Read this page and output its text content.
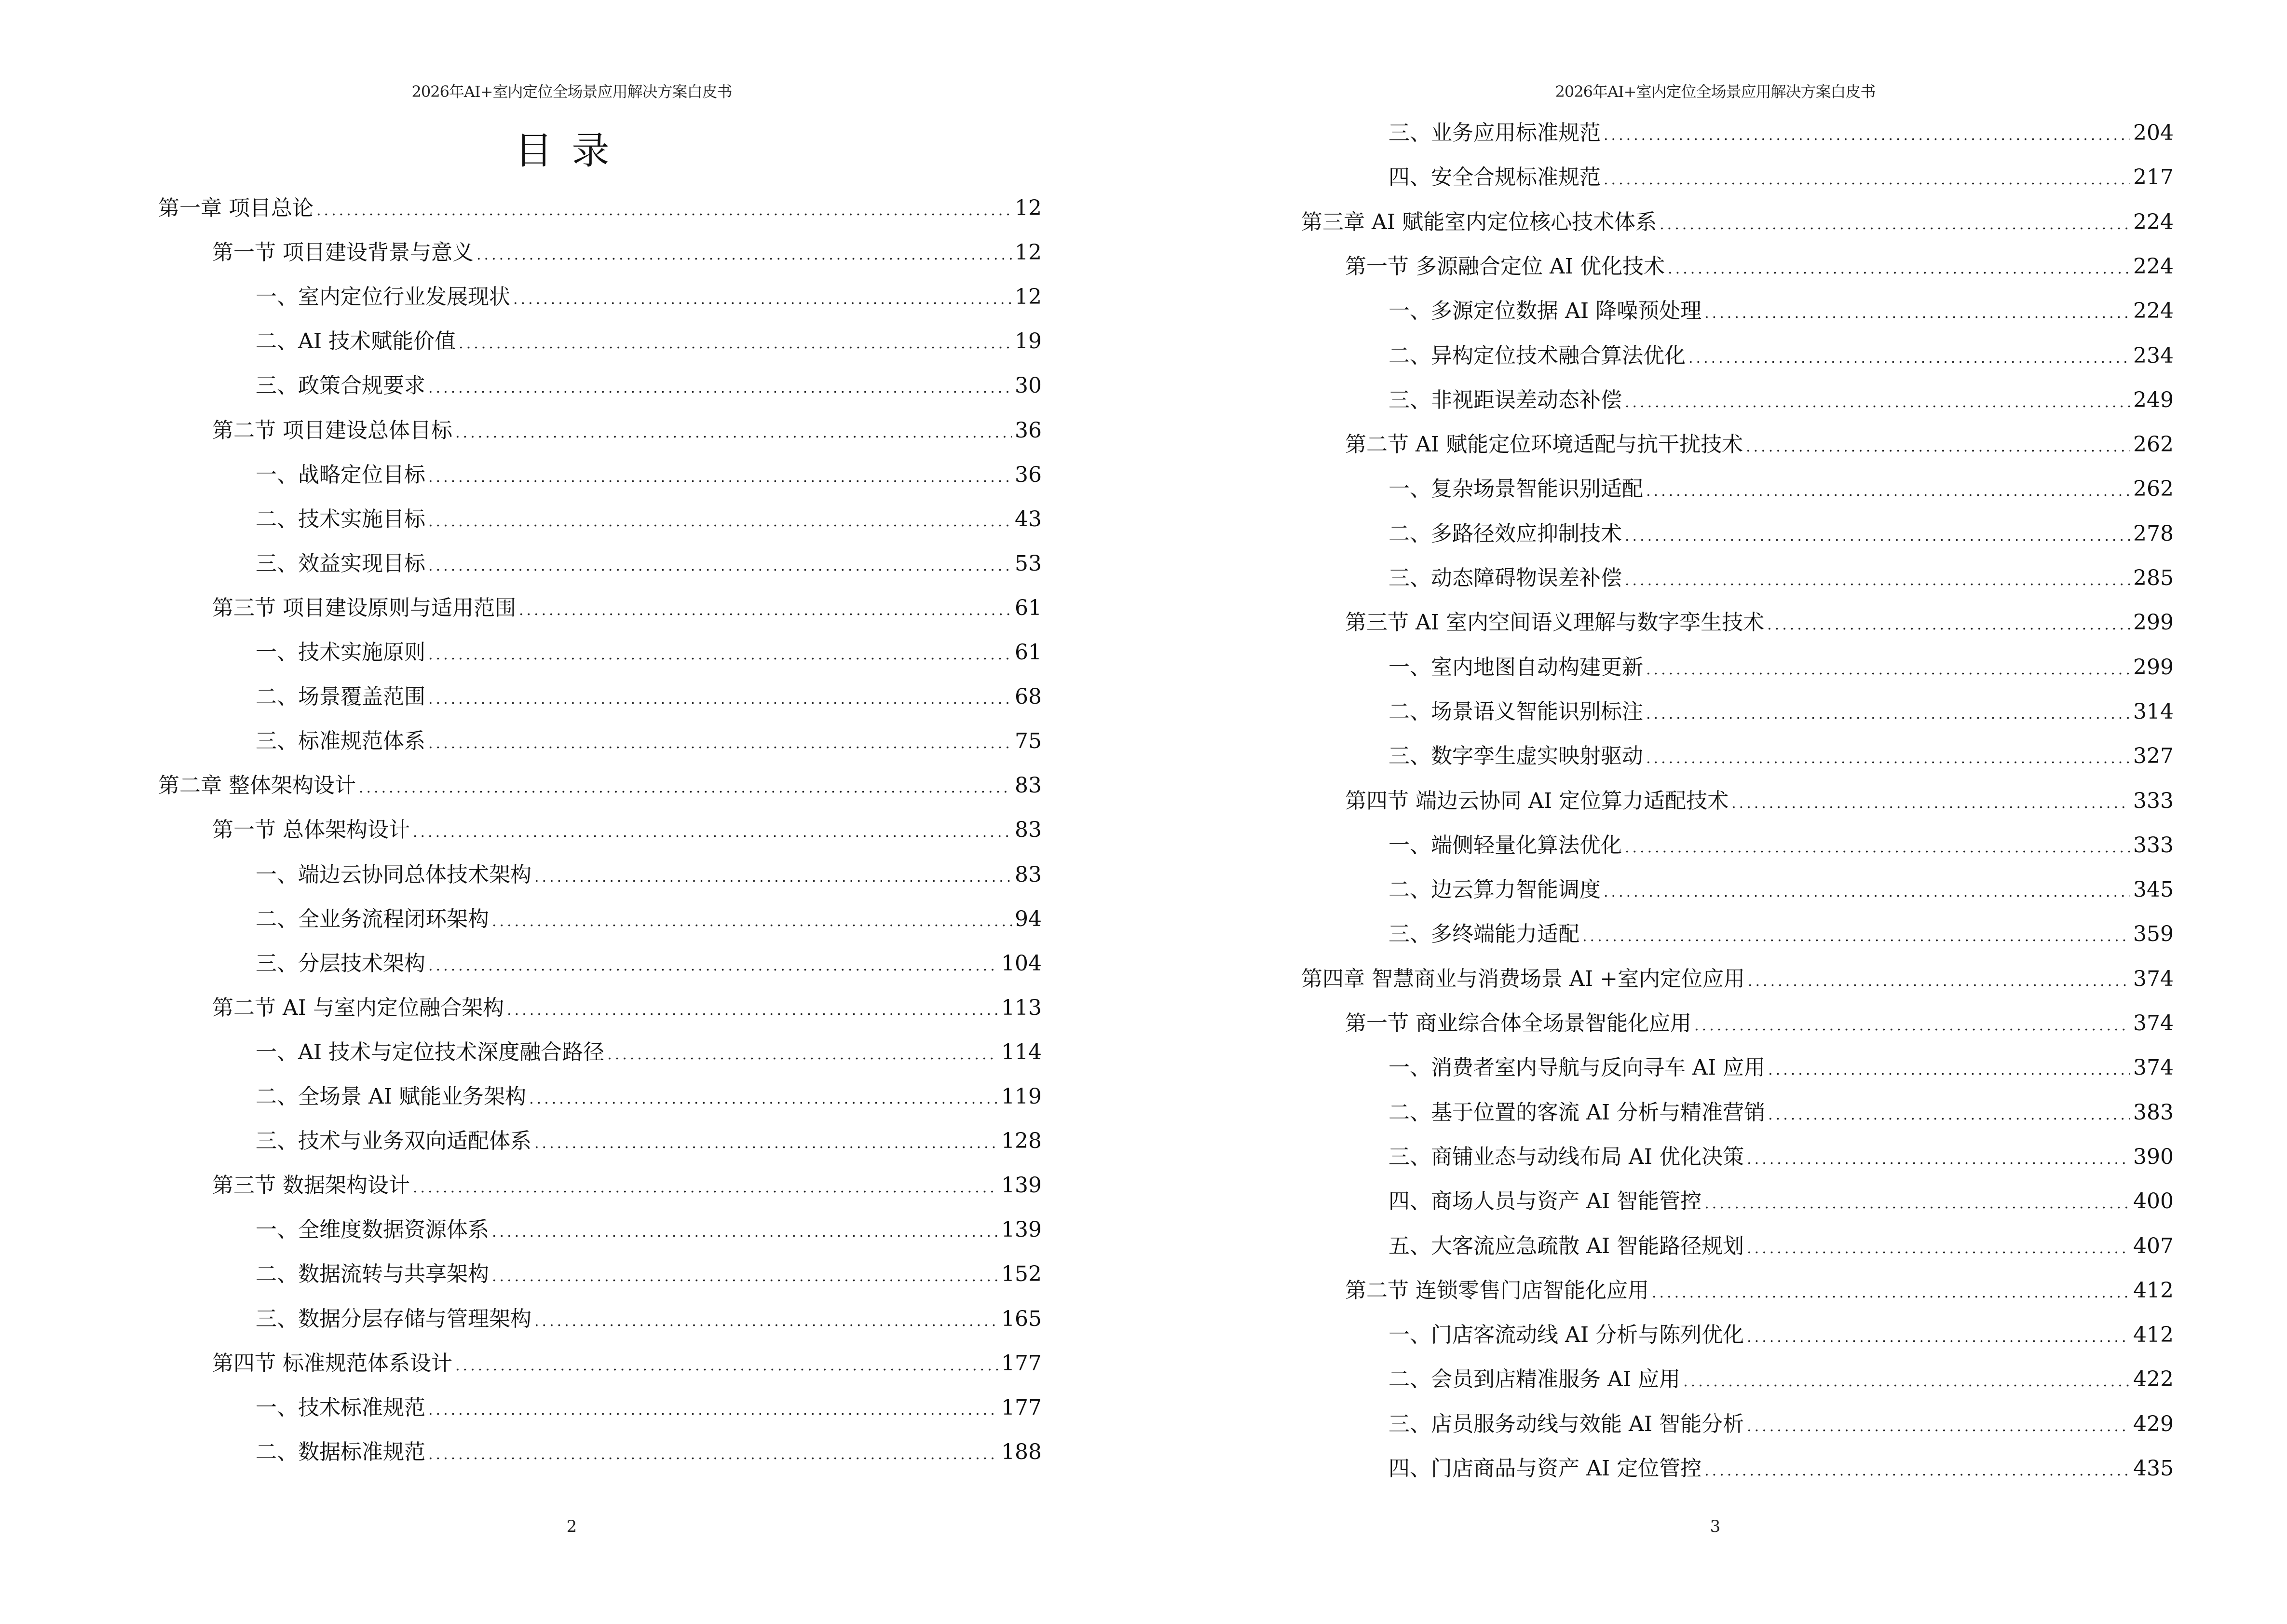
2026年AI+室内定位全场景应用解决方案白皮书
目录
第一章 项目总论 .....	12
第一节 项目建设背景与意义 .....	12
一、室内定位行业发展现状 .....	12
二、AI 技术赋能价值 .....	19
三、政策合规要求 .....	30
第二节 项目建设总体目标 .....	36
一、战略定位目标 .....	36
二、技术实施目标 .....	43
三、效益实现目标 .....	53
第三节 项目建设原则与适用范围 .....	61
一、技术实施原则 .....	61
二、场景覆盖范围 .....	68
三、标准规范体系 .....	75
第二章 整体架构设计 .....	83
第一节 总体架构设计 .....	83
一、端边云协同总体技术架构 .....	83
二、全业务流程闭环架构 .....	94
三、分层技术架构 .....	104
第二节 AI 与室内定位融合架构 .....	113
一、AI 技术与定位技术深度融合路径 .....	114
二、全场景 AI 赋能业务架构 .....	119
三、技术与业务双向适配体系 .....	128
第三节 数据架构设计 .....	139
一、全维度数据资源体系 .....	139
二、数据流转与共享架构 .....	152
三、数据分层存储与管理架构 .....	165
第四节 标准规范体系设计 .....	177
一、技术标准规范 .....	177
二、数据标准规范 .....	188
2
2026年AI+室内定位全场景应用解决方案白皮书
三、业务应用标准规范 .....	204
四、安全合规标准规范 .....	217
第三章 AI 赋能室内定位核心技术体系 .....	224
第一节 多源融合定位 AI 优化技术 .....	224
一、多源定位数据 AI 降噪预处理 .....	224
二、异构定位技术融合算法优化 .....	234
三、非视距误差动态补偿 .....	249
第二节 AI 赋能定位环境适配与抗干扰技术 .....	262
一、复杂场景智能识别适配 .....	262
二、多路径效应抑制技术 .....	278
三、动态障碍物误差补偿 .....	285
第三节 AI 室内空间语义理解与数字孪生技术 .....	299
一、室内地图自动构建更新 .....	299
二、场景语义智能识别标注 .....	314
三、数字孪生虚实映射驱动 .....	327
第四节 端边云协同 AI 定位算力适配技术 .....	333
一、端侧轻量化算法优化 .....	333
二、边云算力智能调度 .....	345
三、多终端能力适配 .....	359
第四章 智慧商业与消费场景 AI +室内定位应用 .....	374
第一节 商业综合体全场景智能化应用 .....	374
一、消费者室内导航与反向寻车 AI 应用 .....	374
二、基于位置的客流 AI 分析与精准营销 .....	383
三、商铺业态与动线布局 AI 优化决策 .....	390
四、商场人员与资产 AI 智能管控 .....	400
五、大客流应急疏散 AI 智能路径规划 .....	407
第二节 连锁零售门店智能化应用 .....	412
一、门店客流动线 AI 分析与陈列优化 .....	412
二、会员到店精准服务 AI 应用 .....	422
三、店员服务动线与效能 AI 智能分析 .....	429
四、门店商品与资产 AI 定位管控 .....	435
3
────
→ Objective
Transcribe all entries above exactly. Drop the pictures.

→ Result
Read this page and output its text content.
2026年AI+室内定位全场景应用解决方案白皮书
目录
第一章 项目总论 .....	12
第一节 项目建设背景与意义 .....	12
一、室内定位行业发展现状 .....	12
二、AI 技术赋能价值 .....	19
三、政策合规要求 .....	30
第二节 项目建设总体目标 .....	36
一、战略定位目标 .....	36
二、技术实施目标 .....	43
三、效益实现目标 .....	53
第三节 项目建设原则与适用范围 .....	61
一、技术实施原则 .....	61
二、场景覆盖范围 .....	68
三、标准规范体系 .....	75
第二章 整体架构设计 .....	83
第一节 总体架构设计 .....	83
一、端边云协同总体技术架构 .....	83
二、全业务流程闭环架构 .....	94
三、分层技术架构 .....	104
第二节 AI 与室内定位融合架构 .....	113
一、AI 技术与定位技术深度融合路径 .....	114
二、全场景 AI 赋能业务架构 .....	119
三、技术与业务双向适配体系 .....	128
第三节 数据架构设计 .....	139
一、全维度数据资源体系 .....	139
二、数据流转与共享架构 .....	152
三、数据分层存储与管理架构 .....	165
第四节 标准规范体系设计 .....	177
一、技术标准规范 .....	177
二、数据标准规范 .....	188
2
2026年AI+室内定位全场景应用解决方案白皮书
三、业务应用标准规范 .....	204
四、安全合规标准规范 .....	217
第三章 AI 赋能室内定位核心技术体系 .....	224
第一节 多源融合定位 AI 优化技术 .....	224
一、多源定位数据 AI 降噪预处理 .....	224
二、异构定位技术融合算法优化 .....	234
三、非视距误差动态补偿 .....	249
第二节 AI 赋能定位环境适配与抗干扰技术 .....	262
一、复杂场景智能识别适配 .....	262
二、多路径效应抑制技术 .....	278
三、动态障碍物误差补偿 .....	285
第三节 AI 室内空间语义理解与数字孪生技术 .....	299
一、室内地图自动构建更新 .....	299
二、场景语义智能识别标注 .....	314
三、数字孪生虚实映射驱动 .....	327
第四节 端边云协同 AI 定位算力适配技术 .....	333
一、端侧轻量化算法优化 .....	333
二、边云算力智能调度 .....	345
三、多终端能力适配 .....	359
第四章 智慧商业与消费场景 AI +室内定位应用 .....	374
第一节 商业综合体全场景智能化应用 .....	374
一、消费者室内导航与反向寻车 AI 应用 .....	374
二、基于位置的客流 AI 分析与精准营销 .....	383
三、商铺业态与动线布局 AI 优化决策 .....	390
四、商场人员与资产 AI 智能管控 .....	400
五、大客流应急疏散 AI 智能路径规划 .....	407
第二节 连锁零售门店智能化应用 .....	412
一、门店客流动线 AI 分析与陈列优化 .....	412
二、会员到店精准服务 AI 应用 .....	422
三、店员服务动线与效能 AI 智能分析 .....	429
四、门店商品与资产 AI 定位管控 .....	435
3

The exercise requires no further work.